Required task: Every record must appear in your copy exactly as written, with no pictures.
[begin Available data]
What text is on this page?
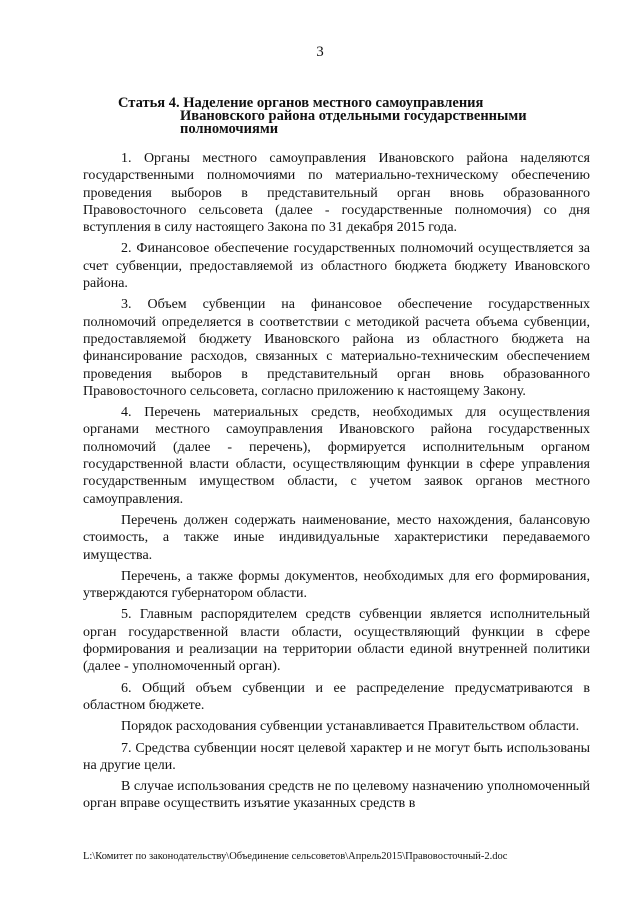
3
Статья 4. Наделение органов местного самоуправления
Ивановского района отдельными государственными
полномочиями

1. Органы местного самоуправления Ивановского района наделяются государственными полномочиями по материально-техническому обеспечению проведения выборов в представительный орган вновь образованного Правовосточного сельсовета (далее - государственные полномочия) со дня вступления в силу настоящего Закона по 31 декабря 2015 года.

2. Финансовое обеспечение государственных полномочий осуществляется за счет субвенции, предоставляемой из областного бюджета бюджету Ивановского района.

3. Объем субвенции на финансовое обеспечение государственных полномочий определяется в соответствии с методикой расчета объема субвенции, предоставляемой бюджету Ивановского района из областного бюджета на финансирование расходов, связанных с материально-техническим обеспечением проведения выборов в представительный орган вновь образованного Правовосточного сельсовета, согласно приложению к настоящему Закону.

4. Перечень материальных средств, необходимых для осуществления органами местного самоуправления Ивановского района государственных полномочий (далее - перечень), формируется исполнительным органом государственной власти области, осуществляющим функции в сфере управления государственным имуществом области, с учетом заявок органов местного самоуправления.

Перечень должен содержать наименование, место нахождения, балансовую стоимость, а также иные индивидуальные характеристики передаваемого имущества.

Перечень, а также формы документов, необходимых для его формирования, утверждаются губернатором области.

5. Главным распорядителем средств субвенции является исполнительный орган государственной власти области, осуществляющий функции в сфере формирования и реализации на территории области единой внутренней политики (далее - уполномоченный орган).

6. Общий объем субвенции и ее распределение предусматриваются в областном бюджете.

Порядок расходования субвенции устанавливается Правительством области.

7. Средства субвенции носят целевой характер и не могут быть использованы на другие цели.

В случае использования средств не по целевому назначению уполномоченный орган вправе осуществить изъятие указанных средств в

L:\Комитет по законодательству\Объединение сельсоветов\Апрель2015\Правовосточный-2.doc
[end Available data]
Final result:
What text is on this page?
3
Статья 4. Наделение органов местного самоуправления
Ивановского района отдельными государственными
полномочиями

1. Органы местного самоуправления Ивановского района наделяются государственными полномочиями по материально-техническому обеспечению проведения выборов в представительный орган вновь образованного Правовосточного сельсовета (далее - государственные полномочия) со дня вступления в силу настоящего Закона по 31 декабря 2015 года.

2. Финансовое обеспечение государственных полномочий осуществляется за счет субвенции, предоставляемой из областного бюджета бюджету Ивановского района.

3. Объем субвенции на финансовое обеспечение государственных полномочий определяется в соответствии с методикой расчета объема субвенции, предоставляемой бюджету Ивановского района из областного бюджета на финансирование расходов, связанных с материально-техническим обеспечением проведения выборов в представительный орган вновь образованного Правовосточного сельсовета, согласно приложению к настоящему Закону.

4. Перечень материальных средств, необходимых для осуществления органами местного самоуправления Ивановского района государственных полномочий (далее - перечень), формируется исполнительным органом государственной власти области, осуществляющим функции в сфере управления государственным имуществом области, с учетом заявок органов местного самоуправления.

Перечень должен содержать наименование, место нахождения, балансовую стоимость, а также иные индивидуальные характеристики передаваемого имущества.

Перечень, а также формы документов, необходимых для его формирования, утверждаются губернатором области.

5. Главным распорядителем средств субвенции является исполнительный орган государственной власти области, осуществляющий функции в сфере формирования и реализации на территории области единой внутренней политики (далее - уполномоченный орган).

6. Общий объем субвенции и ее распределение предусматриваются в областном бюджете.

Порядок расходования субвенции устанавливается Правительством области.

7. Средства субвенции носят целевой характер и не могут быть использованы на другие цели.

В случае использования средств не по целевому назначению уполномоченный орган вправе осуществить изъятие указанных средств в

L:\Комитет по законодательству\Объединение сельсоветов\Апрель2015\Правовосточный-2.doc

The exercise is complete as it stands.